━━━ Data section ━━━
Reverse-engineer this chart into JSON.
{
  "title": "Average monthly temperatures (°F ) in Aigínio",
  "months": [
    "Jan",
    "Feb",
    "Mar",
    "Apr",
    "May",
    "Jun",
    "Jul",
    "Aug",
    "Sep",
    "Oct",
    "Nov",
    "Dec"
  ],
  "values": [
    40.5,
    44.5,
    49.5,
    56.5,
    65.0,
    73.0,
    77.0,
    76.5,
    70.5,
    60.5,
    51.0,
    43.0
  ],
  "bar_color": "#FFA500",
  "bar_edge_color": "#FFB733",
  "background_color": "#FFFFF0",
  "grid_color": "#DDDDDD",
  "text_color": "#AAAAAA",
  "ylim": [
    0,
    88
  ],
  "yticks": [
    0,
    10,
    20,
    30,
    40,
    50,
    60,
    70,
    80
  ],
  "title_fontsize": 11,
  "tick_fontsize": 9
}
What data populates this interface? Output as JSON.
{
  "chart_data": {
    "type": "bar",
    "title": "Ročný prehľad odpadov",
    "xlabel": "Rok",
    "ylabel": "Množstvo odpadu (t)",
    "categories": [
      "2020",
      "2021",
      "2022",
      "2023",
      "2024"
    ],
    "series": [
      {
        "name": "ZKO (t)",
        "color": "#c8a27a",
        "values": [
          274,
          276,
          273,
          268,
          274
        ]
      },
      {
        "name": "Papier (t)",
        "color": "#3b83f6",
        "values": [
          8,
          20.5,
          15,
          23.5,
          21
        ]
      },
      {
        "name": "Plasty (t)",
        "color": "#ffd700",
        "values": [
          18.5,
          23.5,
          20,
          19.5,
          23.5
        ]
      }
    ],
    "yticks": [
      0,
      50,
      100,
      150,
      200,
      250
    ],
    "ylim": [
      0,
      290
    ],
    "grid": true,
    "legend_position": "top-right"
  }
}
━━━
■ Stated problem
Could you give again exactly the lines from the line containing "What data populates" through the final line of the data above, and no others?

■ Result for this task
What data populates this interface? Output as JSON.
{
  "chart_data": {
    "type": "bar",
    "title": "Ročný prehľad odpadov",
    "xlabel": "Rok",
    "ylabel": "Množstvo odpadu (t)",
    "categories": [
      "2020",
      "2021",
      "2022",
      "2023",
      "2024"
    ],
    "series": [
      {
        "name": "ZKO (t)",
        "color": "#c8a27a",
        "values": [
          274,
          276,
          273,
          268,
          274
        ]
      },
      {
        "name": "Papier (t)",
        "color": "#3b83f6",
        "values": [
          8,
          20.5,
          15,
          23.5,
          21
        ]
      },
      {
        "name": "Plasty (t)",
        "color": "#ffd700",
        "values": [
          18.5,
          23.5,
          20,
          19.5,
          23.5
        ]
      }
    ],
    "yticks": [
      0,
      50,
      100,
      150,
      200,
      250
    ],
    "ylim": [
      0,
      290
    ],
    "grid": true,
    "legend_position": "top-right"
  }
}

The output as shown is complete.